* _Short exercise_
Select the lines that hold the word "server" and copy each one.

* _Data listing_
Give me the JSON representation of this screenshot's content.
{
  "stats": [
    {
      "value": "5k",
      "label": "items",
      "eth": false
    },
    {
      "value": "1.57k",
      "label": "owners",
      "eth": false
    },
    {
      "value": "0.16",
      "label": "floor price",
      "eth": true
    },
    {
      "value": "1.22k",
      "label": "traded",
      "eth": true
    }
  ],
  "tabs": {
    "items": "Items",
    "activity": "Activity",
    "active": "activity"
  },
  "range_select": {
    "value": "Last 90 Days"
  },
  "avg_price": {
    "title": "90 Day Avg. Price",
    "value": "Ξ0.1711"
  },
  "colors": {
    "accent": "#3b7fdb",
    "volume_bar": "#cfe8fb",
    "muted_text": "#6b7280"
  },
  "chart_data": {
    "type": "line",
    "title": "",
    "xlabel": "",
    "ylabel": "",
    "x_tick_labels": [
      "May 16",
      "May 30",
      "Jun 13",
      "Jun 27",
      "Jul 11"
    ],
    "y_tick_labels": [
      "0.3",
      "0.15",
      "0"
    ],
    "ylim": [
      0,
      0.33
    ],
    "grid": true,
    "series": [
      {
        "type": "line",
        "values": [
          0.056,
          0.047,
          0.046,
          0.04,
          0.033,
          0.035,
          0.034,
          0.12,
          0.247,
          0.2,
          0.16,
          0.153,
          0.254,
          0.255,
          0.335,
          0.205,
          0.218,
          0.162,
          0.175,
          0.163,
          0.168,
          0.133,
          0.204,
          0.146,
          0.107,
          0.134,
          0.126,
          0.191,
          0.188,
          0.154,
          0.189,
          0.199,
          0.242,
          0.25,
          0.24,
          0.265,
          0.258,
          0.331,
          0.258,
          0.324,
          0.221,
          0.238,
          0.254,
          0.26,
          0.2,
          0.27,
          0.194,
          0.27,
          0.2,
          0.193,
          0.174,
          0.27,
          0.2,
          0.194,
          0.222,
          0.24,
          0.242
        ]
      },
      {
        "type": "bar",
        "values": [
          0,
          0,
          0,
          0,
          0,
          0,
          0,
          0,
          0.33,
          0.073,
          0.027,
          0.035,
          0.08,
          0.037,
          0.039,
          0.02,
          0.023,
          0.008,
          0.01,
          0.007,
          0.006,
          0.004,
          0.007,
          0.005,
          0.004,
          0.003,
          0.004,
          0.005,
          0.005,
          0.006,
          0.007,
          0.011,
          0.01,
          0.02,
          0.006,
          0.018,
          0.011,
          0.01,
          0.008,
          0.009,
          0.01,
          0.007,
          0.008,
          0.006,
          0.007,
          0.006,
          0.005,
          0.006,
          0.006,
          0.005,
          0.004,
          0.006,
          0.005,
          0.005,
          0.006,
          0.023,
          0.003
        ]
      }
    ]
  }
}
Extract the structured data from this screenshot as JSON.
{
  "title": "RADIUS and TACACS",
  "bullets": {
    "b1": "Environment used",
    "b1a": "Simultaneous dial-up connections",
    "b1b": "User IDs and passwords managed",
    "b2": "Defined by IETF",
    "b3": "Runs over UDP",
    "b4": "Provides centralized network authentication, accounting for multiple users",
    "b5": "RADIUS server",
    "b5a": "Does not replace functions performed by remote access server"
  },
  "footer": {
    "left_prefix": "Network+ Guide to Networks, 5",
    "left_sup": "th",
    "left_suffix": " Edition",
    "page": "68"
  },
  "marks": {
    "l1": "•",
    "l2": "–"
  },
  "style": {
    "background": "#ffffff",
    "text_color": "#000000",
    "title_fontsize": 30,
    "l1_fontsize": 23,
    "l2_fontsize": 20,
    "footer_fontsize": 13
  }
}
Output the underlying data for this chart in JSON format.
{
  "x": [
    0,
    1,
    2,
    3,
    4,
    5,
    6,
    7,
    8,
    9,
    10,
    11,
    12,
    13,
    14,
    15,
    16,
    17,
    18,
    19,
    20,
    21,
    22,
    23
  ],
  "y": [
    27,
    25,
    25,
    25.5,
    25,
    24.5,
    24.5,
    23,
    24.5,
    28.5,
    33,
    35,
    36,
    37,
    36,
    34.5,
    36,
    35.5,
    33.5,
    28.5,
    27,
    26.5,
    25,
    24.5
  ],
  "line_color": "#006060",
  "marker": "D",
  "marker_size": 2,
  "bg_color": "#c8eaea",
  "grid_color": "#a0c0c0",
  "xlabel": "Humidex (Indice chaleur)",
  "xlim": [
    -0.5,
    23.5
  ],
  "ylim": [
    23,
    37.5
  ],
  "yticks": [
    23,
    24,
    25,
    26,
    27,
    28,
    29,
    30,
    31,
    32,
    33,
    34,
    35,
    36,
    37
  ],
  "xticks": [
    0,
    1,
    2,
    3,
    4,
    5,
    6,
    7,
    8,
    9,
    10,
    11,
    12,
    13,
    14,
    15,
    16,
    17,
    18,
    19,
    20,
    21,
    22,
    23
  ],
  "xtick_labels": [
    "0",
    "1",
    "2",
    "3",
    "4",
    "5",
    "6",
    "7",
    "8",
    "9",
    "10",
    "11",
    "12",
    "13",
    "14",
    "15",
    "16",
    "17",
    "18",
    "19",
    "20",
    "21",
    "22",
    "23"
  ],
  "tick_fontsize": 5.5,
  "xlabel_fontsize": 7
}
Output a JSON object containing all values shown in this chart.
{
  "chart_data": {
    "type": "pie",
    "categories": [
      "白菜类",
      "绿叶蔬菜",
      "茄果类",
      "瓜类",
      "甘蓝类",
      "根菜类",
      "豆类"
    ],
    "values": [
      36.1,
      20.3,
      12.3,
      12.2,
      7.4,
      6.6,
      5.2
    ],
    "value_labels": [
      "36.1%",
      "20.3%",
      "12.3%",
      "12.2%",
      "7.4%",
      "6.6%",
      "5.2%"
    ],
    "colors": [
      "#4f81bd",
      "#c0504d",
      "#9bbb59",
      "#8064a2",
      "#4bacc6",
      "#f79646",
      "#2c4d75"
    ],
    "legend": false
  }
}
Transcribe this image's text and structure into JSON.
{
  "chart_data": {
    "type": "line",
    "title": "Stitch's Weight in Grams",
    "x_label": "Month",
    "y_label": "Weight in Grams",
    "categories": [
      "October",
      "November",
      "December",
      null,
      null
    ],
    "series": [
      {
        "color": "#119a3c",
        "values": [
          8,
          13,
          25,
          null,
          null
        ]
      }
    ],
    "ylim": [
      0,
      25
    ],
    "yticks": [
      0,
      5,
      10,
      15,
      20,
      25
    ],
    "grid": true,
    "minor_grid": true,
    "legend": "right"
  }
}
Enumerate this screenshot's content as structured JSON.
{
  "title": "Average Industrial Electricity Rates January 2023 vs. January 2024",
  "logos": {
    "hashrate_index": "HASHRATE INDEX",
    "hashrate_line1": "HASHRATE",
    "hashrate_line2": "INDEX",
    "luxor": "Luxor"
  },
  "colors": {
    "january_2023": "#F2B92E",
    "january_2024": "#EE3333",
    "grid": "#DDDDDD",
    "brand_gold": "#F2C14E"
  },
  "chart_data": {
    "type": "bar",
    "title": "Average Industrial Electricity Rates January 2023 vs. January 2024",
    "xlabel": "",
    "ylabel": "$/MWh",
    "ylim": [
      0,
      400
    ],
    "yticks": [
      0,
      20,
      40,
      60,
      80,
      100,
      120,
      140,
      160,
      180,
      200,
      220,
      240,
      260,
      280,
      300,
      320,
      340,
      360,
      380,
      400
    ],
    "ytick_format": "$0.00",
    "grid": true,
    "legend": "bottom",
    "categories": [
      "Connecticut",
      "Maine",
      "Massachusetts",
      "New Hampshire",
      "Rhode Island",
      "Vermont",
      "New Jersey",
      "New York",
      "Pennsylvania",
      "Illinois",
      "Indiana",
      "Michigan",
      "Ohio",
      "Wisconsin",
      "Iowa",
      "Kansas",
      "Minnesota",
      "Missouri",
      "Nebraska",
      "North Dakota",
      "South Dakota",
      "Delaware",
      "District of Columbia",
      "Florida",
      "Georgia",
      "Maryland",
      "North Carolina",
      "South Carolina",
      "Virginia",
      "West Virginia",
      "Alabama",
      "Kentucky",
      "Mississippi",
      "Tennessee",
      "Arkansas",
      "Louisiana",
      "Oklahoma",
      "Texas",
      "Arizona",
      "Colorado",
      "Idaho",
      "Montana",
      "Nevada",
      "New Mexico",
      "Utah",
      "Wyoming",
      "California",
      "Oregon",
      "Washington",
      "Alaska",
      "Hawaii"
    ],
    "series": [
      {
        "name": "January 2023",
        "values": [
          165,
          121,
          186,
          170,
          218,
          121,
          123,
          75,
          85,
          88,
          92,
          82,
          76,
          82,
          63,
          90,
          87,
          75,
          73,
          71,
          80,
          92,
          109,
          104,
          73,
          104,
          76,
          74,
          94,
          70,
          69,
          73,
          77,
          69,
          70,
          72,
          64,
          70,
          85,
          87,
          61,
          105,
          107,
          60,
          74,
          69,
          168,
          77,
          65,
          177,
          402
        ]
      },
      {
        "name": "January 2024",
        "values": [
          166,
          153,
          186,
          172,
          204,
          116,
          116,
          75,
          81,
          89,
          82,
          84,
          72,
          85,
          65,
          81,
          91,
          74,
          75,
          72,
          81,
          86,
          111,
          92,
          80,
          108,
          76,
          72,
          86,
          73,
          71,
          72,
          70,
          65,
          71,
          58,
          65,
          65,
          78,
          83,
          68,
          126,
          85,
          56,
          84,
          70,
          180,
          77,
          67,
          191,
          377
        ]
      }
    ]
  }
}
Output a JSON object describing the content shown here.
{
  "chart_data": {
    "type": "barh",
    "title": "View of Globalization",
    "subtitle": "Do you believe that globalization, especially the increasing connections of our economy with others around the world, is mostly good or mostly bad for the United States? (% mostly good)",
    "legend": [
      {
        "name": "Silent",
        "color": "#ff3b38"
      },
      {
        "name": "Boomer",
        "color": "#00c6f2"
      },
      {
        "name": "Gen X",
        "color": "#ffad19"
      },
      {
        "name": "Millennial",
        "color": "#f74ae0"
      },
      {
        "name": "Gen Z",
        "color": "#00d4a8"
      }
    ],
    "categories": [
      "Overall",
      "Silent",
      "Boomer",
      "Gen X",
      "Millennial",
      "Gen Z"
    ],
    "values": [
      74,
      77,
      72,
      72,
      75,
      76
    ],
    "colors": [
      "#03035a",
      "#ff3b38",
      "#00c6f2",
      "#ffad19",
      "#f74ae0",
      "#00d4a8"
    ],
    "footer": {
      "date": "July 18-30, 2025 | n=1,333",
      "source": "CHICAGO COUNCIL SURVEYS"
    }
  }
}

* _Solution to this exercise_
    "b5": "RADIUS server",
    "b5a": "Does not replace functions performed by remote access server"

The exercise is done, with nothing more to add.